▶ [TASK DETAILS]: Your task is to copy the listing exactly. Drop any pictures from the copy.

▶ [EXCERPTED DATA]:

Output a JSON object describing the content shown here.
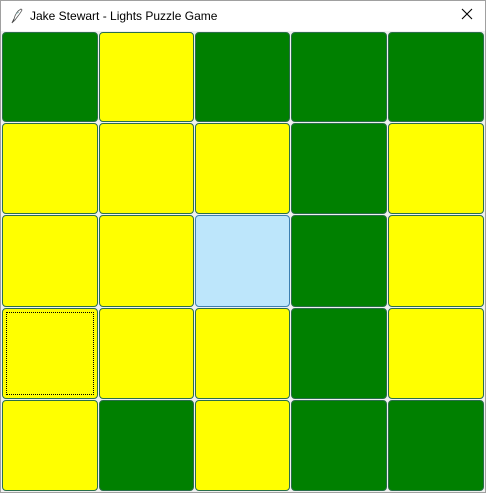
{
  "window": {
    "title": "Jake Stewart - Lights Puzzle Game",
    "icon": "feather-pen-icon",
    "close_icon": "close-icon"
  },
  "colors": {
    "on": "#ffff00",
    "off": "#008000",
    "selected": "#bde6fb"
  },
  "board": {
    "rows": [
      [
        "off",
        "on",
        "off",
        "off",
        "off"
      ],
      [
        "on",
        "on",
        "on",
        "off",
        "on"
      ],
      [
        "on",
        "on",
        "selected",
        "off",
        "on"
      ],
      [
        "on",
        "on",
        "on",
        "off",
        "on"
      ],
      [
        "on",
        "off",
        "on",
        "off",
        "off"
      ]
    ],
    "focused_cell": [
      3,
      0
    ]
  }
}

▶ [OUTPUT BELOW]:
Output a JSON object describing the content shown here.
{
  "window": {
    "title": "Jake Stewart - Lights Puzzle Game",
    "icon": "feather-pen-icon",
    "close_icon": "close-icon"
  },
  "colors": {
    "on": "#ffff00",
    "off": "#008000",
    "selected": "#bde6fb"
  },
  "board": {
    "rows": [
      [
        "off",
        "on",
        "off",
        "off",
        "off"
      ],
      [
        "on",
        "on",
        "on",
        "off",
        "on"
      ],
      [
        "on",
        "on",
        "selected",
        "off",
        "on"
      ],
      [
        "on",
        "on",
        "on",
        "off",
        "on"
      ],
      [
        "on",
        "off",
        "on",
        "off",
        "off"
      ]
    ],
    "focused_cell": [
      3,
      0
    ]
  }
}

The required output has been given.